PROBLEM: Each entry below should be reproduced character for character.

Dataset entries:
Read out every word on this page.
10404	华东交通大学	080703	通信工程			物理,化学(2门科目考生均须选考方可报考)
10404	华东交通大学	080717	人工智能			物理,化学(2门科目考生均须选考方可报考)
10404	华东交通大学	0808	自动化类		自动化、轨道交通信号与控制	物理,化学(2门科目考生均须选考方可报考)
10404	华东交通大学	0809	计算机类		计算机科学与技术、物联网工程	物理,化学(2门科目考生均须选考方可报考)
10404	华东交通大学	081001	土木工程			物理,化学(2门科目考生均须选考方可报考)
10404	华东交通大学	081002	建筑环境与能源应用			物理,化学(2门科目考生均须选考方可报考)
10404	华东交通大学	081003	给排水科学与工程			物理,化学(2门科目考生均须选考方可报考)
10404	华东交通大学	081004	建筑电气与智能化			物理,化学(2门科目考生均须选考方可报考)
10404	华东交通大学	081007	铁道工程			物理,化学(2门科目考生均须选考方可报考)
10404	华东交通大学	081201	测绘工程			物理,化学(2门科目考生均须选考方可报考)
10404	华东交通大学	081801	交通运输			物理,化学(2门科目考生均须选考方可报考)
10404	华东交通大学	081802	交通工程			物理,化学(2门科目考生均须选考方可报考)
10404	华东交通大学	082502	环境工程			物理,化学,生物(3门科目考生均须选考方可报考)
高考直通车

CORRECT OUTPUT:
Read out every word on this page.
10404	华东交通大学	080703	通信工程			物理,化学(2门科目考生均须选考方可报考)
10404	华东交通大学	080717	人工智能			物理,化学(2门科目考生均须选考方可报考)
10404	华东交通大学	0808	自动化类		自动化、轨道交通信号与控制	物理,化学(2门科目考生均须选考方可报考)
10404	华东交通大学	0809	计算机类		计算机科学与技术、物联网工程	物理,化学(2门科目考生均须选考方可报考)
10404	华东交通大学	081001	土木工程			物理,化学(2门科目考生均须选考方可报考)
10404	华东交通大学	081002	建筑环境与能源应用			物理,化学(2门科目考生均须选考方可报考)
10404	华东交通大学	081003	给排水科学与工程			物理,化学(2门科目考生均须选考方可报考)
10404	华东交通大学	081004	建筑电气与智能化			物理,化学(2门科目考生均须选考方可报考)
10404	华东交通大学	081007	铁道工程			物理,化学(2门科目考生均须选考方可报考)
10404	华东交通大学	081201	测绘工程			物理,化学(2门科目考生均须选考方可报考)
10404	华东交通大学	081801	交通运输			物理,化学(2门科目考生均须选考方可报考)
10404	华东交通大学	081802	交通工程			物理,化学(2门科目考生均须选考方可报考)
10404	华东交通大学	082502	环境工程			物理,化学,生物(3门科目考生均须选考方可报考)
高考直通车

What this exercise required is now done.